(Transcription dataset entries)

- Opening Delimiter -

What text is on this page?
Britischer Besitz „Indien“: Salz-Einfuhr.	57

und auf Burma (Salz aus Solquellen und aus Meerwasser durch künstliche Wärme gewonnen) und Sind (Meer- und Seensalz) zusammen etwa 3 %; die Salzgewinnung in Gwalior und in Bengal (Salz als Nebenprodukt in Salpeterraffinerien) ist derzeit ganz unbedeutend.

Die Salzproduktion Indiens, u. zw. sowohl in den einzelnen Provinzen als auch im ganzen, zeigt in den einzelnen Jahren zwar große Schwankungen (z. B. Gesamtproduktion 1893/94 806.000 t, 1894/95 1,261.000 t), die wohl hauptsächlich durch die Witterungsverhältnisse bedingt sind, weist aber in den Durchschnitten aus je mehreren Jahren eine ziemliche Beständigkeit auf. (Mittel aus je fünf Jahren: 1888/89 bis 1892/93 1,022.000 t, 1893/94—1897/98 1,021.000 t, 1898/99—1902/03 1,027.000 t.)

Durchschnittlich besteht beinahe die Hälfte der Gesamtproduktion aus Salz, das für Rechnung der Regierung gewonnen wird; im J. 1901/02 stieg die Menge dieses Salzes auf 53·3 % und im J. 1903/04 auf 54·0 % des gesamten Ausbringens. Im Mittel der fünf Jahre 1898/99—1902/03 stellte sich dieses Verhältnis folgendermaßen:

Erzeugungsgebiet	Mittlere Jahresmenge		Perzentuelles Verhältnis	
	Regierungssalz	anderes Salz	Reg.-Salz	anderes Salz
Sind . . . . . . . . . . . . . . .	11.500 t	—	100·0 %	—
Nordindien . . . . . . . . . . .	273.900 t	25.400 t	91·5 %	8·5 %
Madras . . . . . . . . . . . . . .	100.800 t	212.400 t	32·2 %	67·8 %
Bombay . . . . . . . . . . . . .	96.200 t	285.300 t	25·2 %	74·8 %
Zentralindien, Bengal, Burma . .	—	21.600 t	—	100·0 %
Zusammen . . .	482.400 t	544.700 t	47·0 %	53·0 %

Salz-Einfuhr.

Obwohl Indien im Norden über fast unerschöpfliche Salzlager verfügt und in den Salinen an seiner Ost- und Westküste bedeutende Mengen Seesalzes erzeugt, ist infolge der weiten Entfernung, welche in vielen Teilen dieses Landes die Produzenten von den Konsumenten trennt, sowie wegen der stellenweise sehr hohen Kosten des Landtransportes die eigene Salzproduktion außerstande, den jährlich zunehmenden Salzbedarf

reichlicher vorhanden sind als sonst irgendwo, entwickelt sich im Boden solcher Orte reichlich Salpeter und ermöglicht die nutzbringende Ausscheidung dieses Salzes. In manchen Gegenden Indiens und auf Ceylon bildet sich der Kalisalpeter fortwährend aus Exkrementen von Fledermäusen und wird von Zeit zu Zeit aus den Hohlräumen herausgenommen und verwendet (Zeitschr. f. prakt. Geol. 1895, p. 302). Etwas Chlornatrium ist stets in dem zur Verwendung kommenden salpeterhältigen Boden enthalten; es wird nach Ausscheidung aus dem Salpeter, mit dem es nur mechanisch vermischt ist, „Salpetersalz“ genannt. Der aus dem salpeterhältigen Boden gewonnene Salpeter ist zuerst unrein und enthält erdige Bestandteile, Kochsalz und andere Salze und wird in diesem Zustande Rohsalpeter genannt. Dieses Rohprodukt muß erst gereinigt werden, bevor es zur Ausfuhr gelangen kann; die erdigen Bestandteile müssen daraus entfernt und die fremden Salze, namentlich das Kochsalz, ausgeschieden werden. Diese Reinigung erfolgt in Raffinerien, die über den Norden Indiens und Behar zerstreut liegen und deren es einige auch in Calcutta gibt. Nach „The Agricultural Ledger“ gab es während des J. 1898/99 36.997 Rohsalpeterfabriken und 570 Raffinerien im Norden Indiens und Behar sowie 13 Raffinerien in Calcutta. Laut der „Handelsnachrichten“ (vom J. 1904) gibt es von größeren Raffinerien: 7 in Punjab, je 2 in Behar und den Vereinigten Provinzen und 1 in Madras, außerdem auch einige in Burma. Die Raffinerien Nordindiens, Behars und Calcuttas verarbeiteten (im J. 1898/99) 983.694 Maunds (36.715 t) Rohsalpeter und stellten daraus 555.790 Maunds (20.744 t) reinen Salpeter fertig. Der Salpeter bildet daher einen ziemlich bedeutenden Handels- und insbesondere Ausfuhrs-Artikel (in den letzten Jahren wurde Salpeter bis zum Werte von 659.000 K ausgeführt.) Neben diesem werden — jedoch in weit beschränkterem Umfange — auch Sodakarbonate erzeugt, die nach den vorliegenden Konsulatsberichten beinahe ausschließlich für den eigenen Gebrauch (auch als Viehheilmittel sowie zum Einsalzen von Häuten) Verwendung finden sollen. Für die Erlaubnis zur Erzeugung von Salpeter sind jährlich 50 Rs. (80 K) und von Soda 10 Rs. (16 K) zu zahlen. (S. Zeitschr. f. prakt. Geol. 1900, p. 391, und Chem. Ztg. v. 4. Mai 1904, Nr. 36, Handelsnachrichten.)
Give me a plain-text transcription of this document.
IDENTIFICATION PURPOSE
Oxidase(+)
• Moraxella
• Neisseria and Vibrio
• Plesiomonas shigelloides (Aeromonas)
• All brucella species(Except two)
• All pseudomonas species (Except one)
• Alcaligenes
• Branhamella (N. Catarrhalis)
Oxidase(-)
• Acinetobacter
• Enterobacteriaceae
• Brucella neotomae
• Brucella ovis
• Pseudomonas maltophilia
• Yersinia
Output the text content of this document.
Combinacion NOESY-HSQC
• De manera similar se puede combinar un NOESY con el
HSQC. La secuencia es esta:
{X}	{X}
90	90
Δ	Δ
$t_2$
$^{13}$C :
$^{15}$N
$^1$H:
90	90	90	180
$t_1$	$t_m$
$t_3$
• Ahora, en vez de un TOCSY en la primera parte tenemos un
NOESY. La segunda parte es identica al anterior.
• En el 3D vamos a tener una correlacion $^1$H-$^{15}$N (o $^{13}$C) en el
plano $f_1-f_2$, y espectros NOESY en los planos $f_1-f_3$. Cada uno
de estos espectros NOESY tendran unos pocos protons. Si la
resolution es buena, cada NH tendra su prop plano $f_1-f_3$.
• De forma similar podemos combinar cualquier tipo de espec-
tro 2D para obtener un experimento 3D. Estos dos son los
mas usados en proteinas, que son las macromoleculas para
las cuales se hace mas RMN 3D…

- Closing Delimiter -

**What needs to be done**
Pull out all lines from the entries above that include the word "HSQC".

**Task output**
Combinacion NOESY-HSQC
HSQC. La secuencia es esta:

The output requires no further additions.